• Stated task
Would you output the whole listing below, exactly as it reads?

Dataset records

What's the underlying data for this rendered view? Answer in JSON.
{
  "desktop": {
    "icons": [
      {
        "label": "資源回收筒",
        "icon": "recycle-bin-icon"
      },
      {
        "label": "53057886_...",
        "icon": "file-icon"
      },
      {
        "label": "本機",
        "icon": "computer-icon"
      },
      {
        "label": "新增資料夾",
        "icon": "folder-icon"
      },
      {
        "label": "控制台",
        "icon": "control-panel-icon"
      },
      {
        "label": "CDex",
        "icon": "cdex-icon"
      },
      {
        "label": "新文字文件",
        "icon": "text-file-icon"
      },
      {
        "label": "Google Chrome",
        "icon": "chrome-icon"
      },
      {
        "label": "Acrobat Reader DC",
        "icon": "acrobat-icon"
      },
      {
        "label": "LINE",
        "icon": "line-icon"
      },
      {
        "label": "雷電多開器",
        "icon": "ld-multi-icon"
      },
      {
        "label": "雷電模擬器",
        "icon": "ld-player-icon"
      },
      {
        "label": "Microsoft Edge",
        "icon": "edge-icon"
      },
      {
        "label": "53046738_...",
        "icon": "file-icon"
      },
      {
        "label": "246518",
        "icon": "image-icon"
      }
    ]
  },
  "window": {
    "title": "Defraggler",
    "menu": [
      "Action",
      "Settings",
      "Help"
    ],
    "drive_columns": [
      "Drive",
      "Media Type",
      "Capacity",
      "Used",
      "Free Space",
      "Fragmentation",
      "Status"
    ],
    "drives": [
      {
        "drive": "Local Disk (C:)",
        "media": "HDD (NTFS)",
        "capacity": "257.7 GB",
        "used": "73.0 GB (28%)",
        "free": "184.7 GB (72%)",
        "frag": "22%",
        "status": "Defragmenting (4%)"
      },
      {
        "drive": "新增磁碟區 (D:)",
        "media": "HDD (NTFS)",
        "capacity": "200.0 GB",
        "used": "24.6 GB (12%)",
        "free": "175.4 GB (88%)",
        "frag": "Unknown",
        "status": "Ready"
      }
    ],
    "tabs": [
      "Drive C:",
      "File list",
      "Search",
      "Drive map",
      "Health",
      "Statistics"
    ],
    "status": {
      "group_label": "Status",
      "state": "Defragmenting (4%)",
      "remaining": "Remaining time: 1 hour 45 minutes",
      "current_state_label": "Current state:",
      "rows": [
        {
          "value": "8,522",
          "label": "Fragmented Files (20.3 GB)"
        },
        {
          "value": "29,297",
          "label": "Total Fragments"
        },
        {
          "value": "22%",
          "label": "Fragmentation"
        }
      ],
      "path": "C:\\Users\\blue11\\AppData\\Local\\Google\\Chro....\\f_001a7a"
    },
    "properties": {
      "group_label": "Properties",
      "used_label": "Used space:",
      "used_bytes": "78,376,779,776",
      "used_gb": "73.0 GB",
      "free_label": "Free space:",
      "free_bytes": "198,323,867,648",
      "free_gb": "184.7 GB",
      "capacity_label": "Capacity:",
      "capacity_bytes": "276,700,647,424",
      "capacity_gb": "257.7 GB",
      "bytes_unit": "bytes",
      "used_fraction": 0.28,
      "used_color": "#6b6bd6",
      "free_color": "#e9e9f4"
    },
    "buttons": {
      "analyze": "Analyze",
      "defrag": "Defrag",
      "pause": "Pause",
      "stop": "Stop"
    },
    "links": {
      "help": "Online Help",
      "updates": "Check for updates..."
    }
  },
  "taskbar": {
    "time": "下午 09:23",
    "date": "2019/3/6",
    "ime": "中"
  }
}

• Task result
What's the underlying data for this rendered view? Answer in JSON.
{
  "desktop": {
    "icons": [
      {
        "label": "資源回收筒",
        "icon": "recycle-bin-icon"
      },
      {
        "label": "53057886_...",
        "icon": "file-icon"
      },
      {
        "label": "本機",
        "icon": "computer-icon"
      },
      {
        "label": "新增資料夾",
        "icon": "folder-icon"
      },
      {
        "label": "控制台",
        "icon": "control-panel-icon"
      },
      {
        "label": "CDex",
        "icon": "cdex-icon"
      },
      {
        "label": "新文字文件",
        "icon": "text-file-icon"
      },
      {
        "label": "Google Chrome",
        "icon": "chrome-icon"
      },
      {
        "label": "Acrobat Reader DC",
        "icon": "acrobat-icon"
      },
      {
        "label": "LINE",
        "icon": "line-icon"
      },
      {
        "label": "雷電多開器",
        "icon": "ld-multi-icon"
      },
      {
        "label": "雷電模擬器",
        "icon": "ld-player-icon"
      },
      {
        "label": "Microsoft Edge",
        "icon": "edge-icon"
      },
      {
        "label": "53046738_...",
        "icon": "file-icon"
      },
      {
        "label": "246518",
        "icon": "image-icon"
      }
    ]
  },
  "window": {
    "title": "Defraggler",
    "menu": [
      "Action",
      "Settings",
      "Help"
    ],
    "drive_columns": [
      "Drive",
      "Media Type",
      "Capacity",
      "Used",
      "Free Space",
      "Fragmentation",
      "Status"
    ],
    "drives": [
      {
        "drive": "Local Disk (C:)",
        "media": "HDD (NTFS)",
        "capacity": "257.7 GB",
        "used": "73.0 GB (28%)",
        "free": "184.7 GB (72%)",
        "frag": "22%",
        "status": "Defragmenting (4%)"
      },
      {
        "drive": "新增磁碟區 (D:)",
        "media": "HDD (NTFS)",
        "capacity": "200.0 GB",
        "used": "24.6 GB (12%)",
        "free": "175.4 GB (88%)",
        "frag": "Unknown",
        "status": "Ready"
      }
    ],
    "tabs": [
      "Drive C:",
      "File list",
      "Search",
      "Drive map",
      "Health",
      "Statistics"
    ],
    "status": {
      "group_label": "Status",
      "state": "Defragmenting (4%)",
      "remaining": "Remaining time: 1 hour 45 minutes",
      "current_state_label": "Current state:",
      "rows": [
        {
          "value": "8,522",
          "label": "Fragmented Files (20.3 GB)"
        },
        {
          "value": "29,297",
          "label": "Total Fragments"
        },
        {
          "value": "22%",
          "label": "Fragmentation"
        }
      ],
      "path": "C:\\Users\\blue11\\AppData\\Local\\Google\\Chro....\\f_001a7a"
    },
    "properties": {
      "group_label": "Properties",
      "used_label": "Used space:",
      "used_bytes": "78,376,779,776",
      "used_gb": "73.0 GB",
      "free_label": "Free space:",
      "free_bytes": "198,323,867,648",
      "free_gb": "184.7 GB",
      "capacity_label": "Capacity:",
      "capacity_bytes": "276,700,647,424",
      "capacity_gb": "257.7 GB",
      "bytes_unit": "bytes",
      "used_fraction": 0.28,
      "used_color": "#6b6bd6",
      "free_color": "#e9e9f4"
    },
    "buttons": {
      "analyze": "Analyze",
      "defrag": "Defrag",
      "pause": "Pause",
      "stop": "Stop"
    },
    "links": {
      "help": "Online Help",
      "updates": "Check for updates..."
    }
  },
  "taskbar": {
    "time": "下午 09:23",
    "date": "2019/3/6",
    "ime": "中"
  }
}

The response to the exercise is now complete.